Begin

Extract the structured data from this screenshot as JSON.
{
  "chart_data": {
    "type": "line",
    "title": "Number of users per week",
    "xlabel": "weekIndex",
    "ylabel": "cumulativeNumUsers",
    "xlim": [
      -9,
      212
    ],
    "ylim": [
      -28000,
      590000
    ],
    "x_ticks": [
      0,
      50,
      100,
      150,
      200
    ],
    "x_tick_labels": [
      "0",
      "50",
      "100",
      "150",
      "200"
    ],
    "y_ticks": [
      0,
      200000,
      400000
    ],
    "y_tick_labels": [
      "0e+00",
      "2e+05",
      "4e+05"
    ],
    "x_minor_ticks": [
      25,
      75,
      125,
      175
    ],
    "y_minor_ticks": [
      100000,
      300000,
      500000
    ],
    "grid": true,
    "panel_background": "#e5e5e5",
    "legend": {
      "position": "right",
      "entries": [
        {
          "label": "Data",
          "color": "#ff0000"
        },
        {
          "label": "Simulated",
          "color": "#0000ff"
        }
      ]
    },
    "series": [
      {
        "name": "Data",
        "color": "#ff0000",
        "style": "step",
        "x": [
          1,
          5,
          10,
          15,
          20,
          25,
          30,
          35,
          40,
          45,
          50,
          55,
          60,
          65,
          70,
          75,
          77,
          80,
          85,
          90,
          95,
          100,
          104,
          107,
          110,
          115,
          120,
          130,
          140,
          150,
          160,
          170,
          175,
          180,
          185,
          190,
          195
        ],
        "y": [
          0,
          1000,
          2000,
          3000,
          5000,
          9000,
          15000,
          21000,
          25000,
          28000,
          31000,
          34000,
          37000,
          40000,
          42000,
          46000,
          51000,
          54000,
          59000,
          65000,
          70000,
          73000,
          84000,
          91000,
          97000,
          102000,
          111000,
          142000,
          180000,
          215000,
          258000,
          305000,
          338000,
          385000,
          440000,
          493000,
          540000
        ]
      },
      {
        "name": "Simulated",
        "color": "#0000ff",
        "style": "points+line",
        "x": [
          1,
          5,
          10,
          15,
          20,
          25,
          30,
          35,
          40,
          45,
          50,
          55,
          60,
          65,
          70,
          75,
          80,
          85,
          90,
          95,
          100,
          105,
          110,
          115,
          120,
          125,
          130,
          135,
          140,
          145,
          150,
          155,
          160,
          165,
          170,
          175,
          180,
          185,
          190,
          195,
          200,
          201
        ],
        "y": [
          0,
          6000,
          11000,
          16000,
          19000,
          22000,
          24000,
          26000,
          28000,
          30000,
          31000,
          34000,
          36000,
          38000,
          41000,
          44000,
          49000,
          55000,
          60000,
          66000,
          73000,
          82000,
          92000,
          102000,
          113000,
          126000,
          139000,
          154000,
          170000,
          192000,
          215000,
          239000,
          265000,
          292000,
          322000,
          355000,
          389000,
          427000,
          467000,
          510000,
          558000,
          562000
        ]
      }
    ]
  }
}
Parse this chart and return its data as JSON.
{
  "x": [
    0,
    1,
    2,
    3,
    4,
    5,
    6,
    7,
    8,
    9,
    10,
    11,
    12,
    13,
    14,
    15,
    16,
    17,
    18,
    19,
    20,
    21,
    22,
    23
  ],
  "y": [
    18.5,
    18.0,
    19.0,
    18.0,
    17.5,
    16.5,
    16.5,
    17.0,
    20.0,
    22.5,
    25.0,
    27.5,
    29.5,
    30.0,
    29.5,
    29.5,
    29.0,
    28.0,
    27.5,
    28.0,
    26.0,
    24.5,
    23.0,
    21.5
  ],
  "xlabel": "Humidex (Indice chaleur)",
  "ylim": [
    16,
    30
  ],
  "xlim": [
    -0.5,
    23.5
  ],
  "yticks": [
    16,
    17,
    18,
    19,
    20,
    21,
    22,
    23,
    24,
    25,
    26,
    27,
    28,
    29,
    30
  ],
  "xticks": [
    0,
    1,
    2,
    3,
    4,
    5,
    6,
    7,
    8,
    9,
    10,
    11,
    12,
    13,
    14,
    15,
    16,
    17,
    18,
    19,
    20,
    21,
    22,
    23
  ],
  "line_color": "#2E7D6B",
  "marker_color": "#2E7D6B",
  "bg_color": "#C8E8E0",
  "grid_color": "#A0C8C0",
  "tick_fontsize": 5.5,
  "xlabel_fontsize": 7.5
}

End

## TASK
Going through the lines above one by one, tally those with the word "this" and give only the total.

## WRITTEN REPLY
2